#### [Supplied entries]
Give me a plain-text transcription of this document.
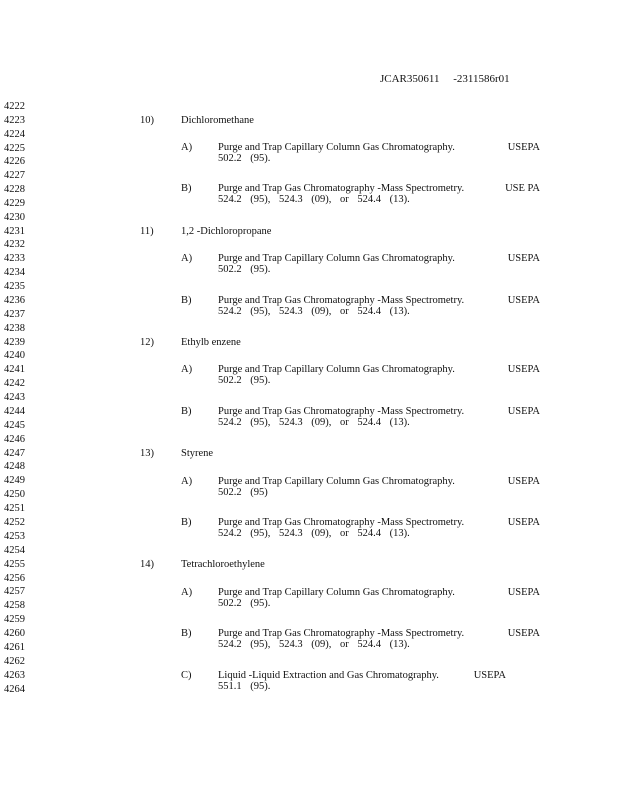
JCAR350611     -2311586r01
4222
4223
4224
4225
4226
4227
4228
4229
4230
4231
4232
4233
4234
4235
4236
4237
4238
4239
4240
4241
4242
4243
4244
4245
4246
4247
4248
4249
4250
4251
4252
4253
4254
4255
4256
4257
4258
4259
4260
4261
4262
4263
4264
10)	Dichloromethane
A) Purge and Trap Capillary Column Gas Chromatography.	USEPA
502.2 (95).
B)	Purge and Trap Gas Chromatography -Mass Spectrometry.	USE PA
524.2 (95), 524.3 (09), or 524.4 (13).
11)	1,2 -Dichloropropane
A) Purge and Trap Capillary Column Gas Chromatography.	USEPA
502.2 (95).
B)	Purge and Trap Gas Chromatography -Mass Spectrometry.	USEPA
524.2 (95), 524.3 (09), or 524.4 (13).
12)	Ethylb enzene
A) Purge and Trap Capillary Column Gas Chromatography.	USEPA
502.2 (95).
B)	Purge and Trap Gas Chromatography -Mass Spectrometry.	USEPA
524.2 (95), 524.3 (09), or 524.4 (13).
13)	Styrene
A) Purge and Trap Capillary Column Gas Chromatography.	USEPA
502.2 (95)
B)	Purge and Trap Gas Chromatography -Mass Spectrometry.	USEPA
524.2 (95), 524.3 (09), or 524.4 (13).
14)	Tetrachloroethylene
A) Purge and Trap Capillary Column Gas Chromatography.	USEPA
502.2 (95).
B)	Purge and Trap Gas Chromatography -Mass Spectrometry.	USEPA
524.2 (95), 524.3 (09), or 524.4 (13).
C)	Liquid -Liquid Extraction and Gas Chromatography.	USEPA
551.1 (95).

#### [Problem to solve]
All of the records above must be copied exactly, except for the pictures.

#### [The response]
Give me a plain-text transcription of this document.
JCAR350611     -2311586r01
4222
4223
4224
4225
4226
4227
4228
4229
4230
4231
4232
4233
4234
4235
4236
4237
4238
4239
4240
4241
4242
4243
4244
4245
4246
4247
4248
4249
4250
4251
4252
4253
4254
4255
4256
4257
4258
4259
4260
4261
4262
4263
4264
10)	Dichloromethane
A) Purge and Trap Capillary Column Gas Chromatography.	USEPA
502.2 (95).
B)	Purge and Trap Gas Chromatography -Mass Spectrometry.	USE PA
524.2 (95), 524.3 (09), or 524.4 (13).
11)	1,2 -Dichloropropane
A) Purge and Trap Capillary Column Gas Chromatography.	USEPA
502.2 (95).
B)	Purge and Trap Gas Chromatography -Mass Spectrometry.	USEPA
524.2 (95), 524.3 (09), or 524.4 (13).
12)	Ethylb enzene
A) Purge and Trap Capillary Column Gas Chromatography.	USEPA
502.2 (95).
B)	Purge and Trap Gas Chromatography -Mass Spectrometry.	USEPA
524.2 (95), 524.3 (09), or 524.4 (13).
13)	Styrene
A) Purge and Trap Capillary Column Gas Chromatography.	USEPA
502.2 (95)
B)	Purge and Trap Gas Chromatography -Mass Spectrometry.	USEPA
524.2 (95), 524.3 (09), or 524.4 (13).
14)	Tetrachloroethylene
A) Purge and Trap Capillary Column Gas Chromatography.	USEPA
502.2 (95).
B)	Purge and Trap Gas Chromatography -Mass Spectrometry.	USEPA
524.2 (95), 524.3 (09), or 524.4 (13).
C)	Liquid -Liquid Extraction and Gas Chromatography.	USEPA
551.1 (95).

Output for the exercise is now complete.